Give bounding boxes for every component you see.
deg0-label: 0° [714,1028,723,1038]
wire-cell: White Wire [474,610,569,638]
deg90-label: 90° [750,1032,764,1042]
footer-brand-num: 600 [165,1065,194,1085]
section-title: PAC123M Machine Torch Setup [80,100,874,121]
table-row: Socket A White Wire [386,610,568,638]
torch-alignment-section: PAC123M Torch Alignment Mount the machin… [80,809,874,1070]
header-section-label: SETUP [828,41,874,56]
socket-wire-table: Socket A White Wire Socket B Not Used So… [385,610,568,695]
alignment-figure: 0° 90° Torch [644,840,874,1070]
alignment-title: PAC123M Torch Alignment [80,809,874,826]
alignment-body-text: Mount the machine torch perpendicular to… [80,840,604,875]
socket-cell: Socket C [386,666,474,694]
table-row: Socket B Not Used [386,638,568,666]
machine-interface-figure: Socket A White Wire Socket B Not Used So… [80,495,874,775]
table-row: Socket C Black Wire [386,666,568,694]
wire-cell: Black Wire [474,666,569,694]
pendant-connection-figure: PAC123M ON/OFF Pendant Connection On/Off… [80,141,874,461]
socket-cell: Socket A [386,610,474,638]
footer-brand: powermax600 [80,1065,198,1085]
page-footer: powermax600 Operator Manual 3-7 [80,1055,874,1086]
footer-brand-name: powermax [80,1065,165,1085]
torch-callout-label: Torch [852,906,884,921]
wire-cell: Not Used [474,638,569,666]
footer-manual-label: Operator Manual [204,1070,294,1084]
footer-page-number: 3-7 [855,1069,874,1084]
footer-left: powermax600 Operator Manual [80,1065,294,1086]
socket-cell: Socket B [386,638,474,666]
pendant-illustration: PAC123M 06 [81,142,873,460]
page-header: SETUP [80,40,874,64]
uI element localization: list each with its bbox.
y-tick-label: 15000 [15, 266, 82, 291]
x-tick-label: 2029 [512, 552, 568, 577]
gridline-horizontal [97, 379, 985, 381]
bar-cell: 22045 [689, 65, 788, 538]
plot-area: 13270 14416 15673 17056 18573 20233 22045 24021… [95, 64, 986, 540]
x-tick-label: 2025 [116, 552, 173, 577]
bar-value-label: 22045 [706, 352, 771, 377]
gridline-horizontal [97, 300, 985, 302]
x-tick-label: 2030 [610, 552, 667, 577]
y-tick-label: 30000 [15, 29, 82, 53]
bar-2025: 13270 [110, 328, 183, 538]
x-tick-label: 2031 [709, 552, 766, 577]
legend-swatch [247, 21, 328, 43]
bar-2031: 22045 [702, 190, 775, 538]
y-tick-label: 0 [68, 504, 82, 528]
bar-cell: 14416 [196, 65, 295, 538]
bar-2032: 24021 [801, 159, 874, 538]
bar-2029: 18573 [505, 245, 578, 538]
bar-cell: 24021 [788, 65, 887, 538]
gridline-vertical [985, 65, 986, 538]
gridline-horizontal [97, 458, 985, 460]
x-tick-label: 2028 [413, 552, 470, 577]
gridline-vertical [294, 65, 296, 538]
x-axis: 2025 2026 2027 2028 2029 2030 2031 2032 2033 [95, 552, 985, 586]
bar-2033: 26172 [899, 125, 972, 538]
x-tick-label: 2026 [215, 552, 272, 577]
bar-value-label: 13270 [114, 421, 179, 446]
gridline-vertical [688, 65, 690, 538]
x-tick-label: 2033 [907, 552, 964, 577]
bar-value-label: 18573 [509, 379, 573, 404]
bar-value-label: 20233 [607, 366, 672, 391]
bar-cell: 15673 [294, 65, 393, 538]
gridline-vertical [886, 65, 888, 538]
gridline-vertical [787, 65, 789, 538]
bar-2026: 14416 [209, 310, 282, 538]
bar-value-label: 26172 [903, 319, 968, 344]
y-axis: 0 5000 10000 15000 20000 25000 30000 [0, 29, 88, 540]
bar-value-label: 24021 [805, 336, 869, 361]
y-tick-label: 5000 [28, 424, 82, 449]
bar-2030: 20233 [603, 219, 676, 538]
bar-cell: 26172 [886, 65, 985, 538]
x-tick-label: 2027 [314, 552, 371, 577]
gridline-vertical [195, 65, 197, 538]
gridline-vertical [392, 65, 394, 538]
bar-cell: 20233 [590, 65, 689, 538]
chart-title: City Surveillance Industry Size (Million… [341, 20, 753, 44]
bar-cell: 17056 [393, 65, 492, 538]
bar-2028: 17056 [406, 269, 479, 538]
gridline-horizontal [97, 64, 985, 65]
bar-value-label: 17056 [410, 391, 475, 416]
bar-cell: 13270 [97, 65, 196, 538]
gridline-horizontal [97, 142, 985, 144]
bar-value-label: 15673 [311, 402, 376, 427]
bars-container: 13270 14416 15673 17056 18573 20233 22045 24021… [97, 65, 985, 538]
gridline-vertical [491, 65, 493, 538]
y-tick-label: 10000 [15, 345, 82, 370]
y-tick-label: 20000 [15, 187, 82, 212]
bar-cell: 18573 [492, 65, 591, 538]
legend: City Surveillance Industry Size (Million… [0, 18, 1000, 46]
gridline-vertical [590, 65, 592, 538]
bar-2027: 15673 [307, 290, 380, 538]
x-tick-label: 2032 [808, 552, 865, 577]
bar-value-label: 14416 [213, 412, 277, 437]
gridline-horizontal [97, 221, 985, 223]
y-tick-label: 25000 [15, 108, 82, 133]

▶ **STATED TASK**: Reproduce all of the lines above exactly, with nothing changed.

▶ **RESULT OF THE EXERCISE**:
Give bounding boxes for every component you see.
deg0-label: 0° [714,1028,723,1038]
wire-cell: White Wire [474,610,569,638]
deg90-label: 90° [750,1032,764,1042]
footer-brand-num: 600 [165,1065,194,1085]
section-title: PAC123M Machine Torch Setup [80,100,874,121]
table-row: Socket A White Wire [386,610,568,638]
torch-alignment-section: PAC123M Torch Alignment Mount the machin… [80,809,874,1070]
header-section-label: SETUP [828,41,874,56]
socket-wire-table: Socket A White Wire Socket B Not Used So… [385,610,568,695]
alignment-figure: 0° 90° Torch [644,840,874,1070]
alignment-title: PAC123M Torch Alignment [80,809,874,826]
alignment-body-text: Mount the machine torch perpendicular to… [80,840,604,875]
socket-cell: Socket C [386,666,474,694]
table-row: Socket B Not Used [386,638,568,666]
machine-interface-figure: Socket A White Wire Socket B Not Used So… [80,495,874,775]
table-row: Socket C Black Wire [386,666,568,694]
wire-cell: Black Wire [474,666,569,694]
pendant-connection-figure: PAC123M ON/OFF Pendant Connection On/Off… [80,141,874,461]
socket-cell: Socket A [386,610,474,638]
footer-brand: powermax600 [80,1065,198,1085]
page-footer: powermax600 Operator Manual 3-7 [80,1055,874,1086]
footer-brand-name: powermax [80,1065,165,1085]
torch-callout-label: Torch [852,906,884,921]
wire-cell: Not Used [474,638,569,666]
footer-manual-label: Operator Manual [204,1070,294,1084]
footer-page-number: 3-7 [855,1069,874,1084]
footer-left: powermax600 Operator Manual [80,1065,294,1086]
socket-cell: Socket B [386,638,474,666]
pendant-illustration: PAC123M 06 [81,142,873,460]
page-header: SETUP [80,40,874,64]
uI element localization: list each with its bbox.
y-tick-label: 15000 [15, 266, 82, 291]
x-tick-label: 2029 [512, 552, 568, 577]
gridline-horizontal [97, 379, 985, 381]
bar-cell: 22045 [689, 65, 788, 538]
plot-area: 13270 14416 15673 17056 18573 20233 22045 24021… [95, 64, 986, 540]
x-tick-label: 2025 [116, 552, 173, 577]
bar-value-label: 22045 [706, 352, 771, 377]
gridline-horizontal [97, 300, 985, 302]
x-tick-label: 2030 [610, 552, 667, 577]
y-tick-label: 30000 [15, 29, 82, 53]
bar-2025: 13270 [110, 328, 183, 538]
x-tick-label: 2031 [709, 552, 766, 577]
legend-swatch [247, 21, 328, 43]
bar-2031: 22045 [702, 190, 775, 538]
y-tick-label: 0 [68, 504, 82, 528]
bar-cell: 14416 [196, 65, 295, 538]
bar-2032: 24021 [801, 159, 874, 538]
bar-2029: 18573 [505, 245, 578, 538]
bar-cell: 24021 [788, 65, 887, 538]
gridline-vertical [985, 65, 986, 538]
gridline-horizontal [97, 458, 985, 460]
x-tick-label: 2028 [413, 552, 470, 577]
gridline-vertical [294, 65, 296, 538]
x-axis: 2025 2026 2027 2028 2029 2030 2031 2032 2033 [95, 552, 985, 586]
bar-2033: 26172 [899, 125, 972, 538]
x-tick-label: 2026 [215, 552, 272, 577]
bar-value-label: 13270 [114, 421, 179, 446]
gridline-vertical [688, 65, 690, 538]
x-tick-label: 2033 [907, 552, 964, 577]
bar-value-label: 18573 [509, 379, 573, 404]
bar-value-label: 20233 [607, 366, 672, 391]
bar-cell: 15673 [294, 65, 393, 538]
gridline-vertical [886, 65, 888, 538]
gridline-vertical [787, 65, 789, 538]
bar-2026: 14416 [209, 310, 282, 538]
bar-value-label: 26172 [903, 319, 968, 344]
y-axis: 0 5000 10000 15000 20000 25000 30000 [0, 29, 88, 540]
bar-value-label: 24021 [805, 336, 869, 361]
y-tick-label: 5000 [28, 424, 82, 449]
bar-2030: 20233 [603, 219, 676, 538]
bar-cell: 26172 [886, 65, 985, 538]
x-tick-label: 2027 [314, 552, 371, 577]
gridline-vertical [195, 65, 197, 538]
gridline-vertical [392, 65, 394, 538]
bar-cell: 20233 [590, 65, 689, 538]
chart-title: City Surveillance Industry Size (Million… [341, 20, 753, 44]
bar-cell: 17056 [393, 65, 492, 538]
bar-2028: 17056 [406, 269, 479, 538]
gridline-horizontal [97, 64, 985, 65]
bar-value-label: 17056 [410, 391, 475, 416]
bar-cell: 13270 [97, 65, 196, 538]
gridline-horizontal [97, 142, 985, 144]
bar-value-label: 15673 [311, 402, 376, 427]
bars-container: 13270 14416 15673 17056 18573 20233 22045 24021… [97, 65, 985, 538]
gridline-vertical [491, 65, 493, 538]
y-tick-label: 10000 [15, 345, 82, 370]
y-tick-label: 20000 [15, 187, 82, 212]
bar-cell: 18573 [492, 65, 591, 538]
legend: City Surveillance Industry Size (Million… [0, 18, 1000, 46]
gridline-vertical [590, 65, 592, 538]
bar-2027: 15673 [307, 290, 380, 538]
x-tick-label: 2032 [808, 552, 865, 577]
bar-value-label: 14416 [213, 412, 277, 437]
gridline-horizontal [97, 221, 985, 223]
y-tick-label: 25000 [15, 108, 82, 133]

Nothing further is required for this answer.